--- DATA EXCERPTS ---
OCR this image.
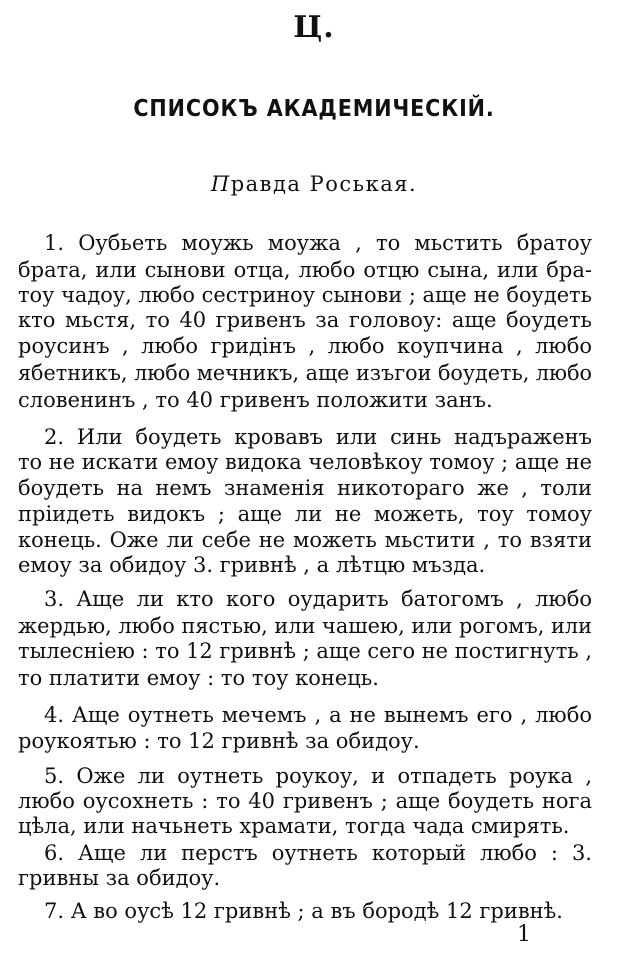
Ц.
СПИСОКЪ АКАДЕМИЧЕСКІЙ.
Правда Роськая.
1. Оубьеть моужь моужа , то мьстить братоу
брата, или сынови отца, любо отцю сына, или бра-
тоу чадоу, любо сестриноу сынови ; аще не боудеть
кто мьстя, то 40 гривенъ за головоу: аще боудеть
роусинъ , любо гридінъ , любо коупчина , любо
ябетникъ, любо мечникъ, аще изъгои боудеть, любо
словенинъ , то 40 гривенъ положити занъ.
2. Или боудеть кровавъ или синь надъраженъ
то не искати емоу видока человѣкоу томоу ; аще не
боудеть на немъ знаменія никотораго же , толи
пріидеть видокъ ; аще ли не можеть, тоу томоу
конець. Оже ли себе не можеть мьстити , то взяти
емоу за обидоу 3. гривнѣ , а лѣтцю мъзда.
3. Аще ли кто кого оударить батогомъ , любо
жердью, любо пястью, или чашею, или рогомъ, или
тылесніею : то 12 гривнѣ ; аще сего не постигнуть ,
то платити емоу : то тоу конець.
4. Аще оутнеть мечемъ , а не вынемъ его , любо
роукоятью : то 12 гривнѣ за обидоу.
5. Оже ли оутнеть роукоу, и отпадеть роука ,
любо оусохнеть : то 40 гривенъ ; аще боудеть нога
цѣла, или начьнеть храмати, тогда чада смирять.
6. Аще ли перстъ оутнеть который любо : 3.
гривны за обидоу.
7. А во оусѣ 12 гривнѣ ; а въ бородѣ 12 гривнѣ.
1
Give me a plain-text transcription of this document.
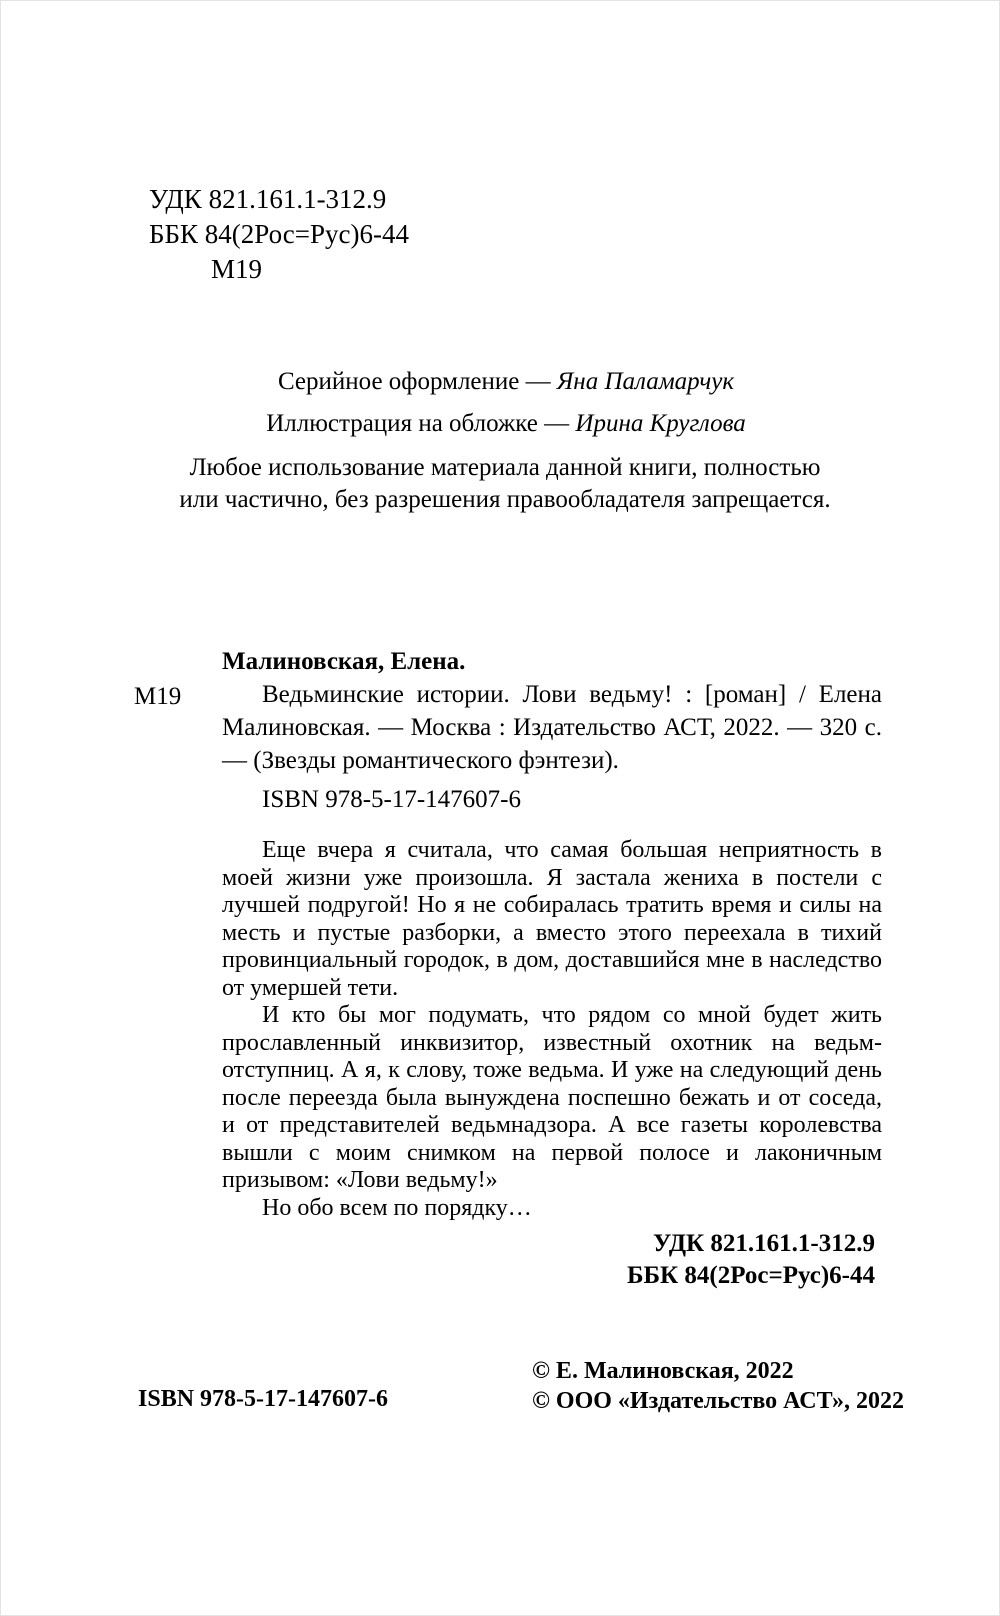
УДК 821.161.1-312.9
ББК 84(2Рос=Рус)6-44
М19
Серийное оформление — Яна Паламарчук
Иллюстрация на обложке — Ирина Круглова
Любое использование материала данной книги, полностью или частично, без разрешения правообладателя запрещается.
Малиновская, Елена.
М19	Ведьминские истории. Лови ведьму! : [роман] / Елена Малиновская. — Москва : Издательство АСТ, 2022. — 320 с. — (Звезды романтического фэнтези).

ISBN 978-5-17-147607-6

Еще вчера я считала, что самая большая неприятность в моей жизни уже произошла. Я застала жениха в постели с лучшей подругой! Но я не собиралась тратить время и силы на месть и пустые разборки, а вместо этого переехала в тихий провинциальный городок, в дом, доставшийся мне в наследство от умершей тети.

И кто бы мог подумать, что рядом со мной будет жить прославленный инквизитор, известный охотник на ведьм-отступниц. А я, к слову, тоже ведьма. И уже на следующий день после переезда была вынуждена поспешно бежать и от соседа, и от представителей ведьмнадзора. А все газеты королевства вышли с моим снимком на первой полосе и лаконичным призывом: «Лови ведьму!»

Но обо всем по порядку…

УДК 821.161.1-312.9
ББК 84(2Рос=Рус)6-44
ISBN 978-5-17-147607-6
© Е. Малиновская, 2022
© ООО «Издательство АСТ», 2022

--- WHAT TO DO ---
Write out exactly, and nothing more than, the lines of the entries above from the line containing "Give me a plain-text" through the final line; omit any pictures.

--- EXERCISE RESULT ---
Give me a plain-text transcription of this document.
УДК 821.161.1-312.9
ББК 84(2Рос=Рус)6-44
М19
Серийное оформление — Яна Паламарчук
Иллюстрация на обложке — Ирина Круглова
Любое использование материала данной книги, полностью или частично, без разрешения правообладателя запрещается.
Малиновская, Елена.
М19	Ведьминские истории. Лови ведьму! : [роман] / Елена Малиновская. — Москва : Издательство АСТ, 2022. — 320 с. — (Звезды романтического фэнтези).

ISBN 978-5-17-147607-6

Еще вчера я считала, что самая большая неприятность в моей жизни уже произошла. Я застала жениха в постели с лучшей подругой! Но я не собиралась тратить время и силы на месть и пустые разборки, а вместо этого переехала в тихий провинциальный городок, в дом, доставшийся мне в наследство от умершей тети.

И кто бы мог подумать, что рядом со мной будет жить прославленный инквизитор, известный охотник на ведьм-отступниц. А я, к слову, тоже ведьма. И уже на следующий день после переезда была вынуждена поспешно бежать и от соседа, и от представителей ведьмнадзора. А все газеты королевства вышли с моим снимком на первой полосе и лаконичным призывом: «Лови ведьму!»

Но обо всем по порядку…

УДК 821.161.1-312.9
ББК 84(2Рос=Рус)6-44
ISBN 978-5-17-147607-6
© Е. Малиновская, 2022
© ООО «Издательство АСТ», 2022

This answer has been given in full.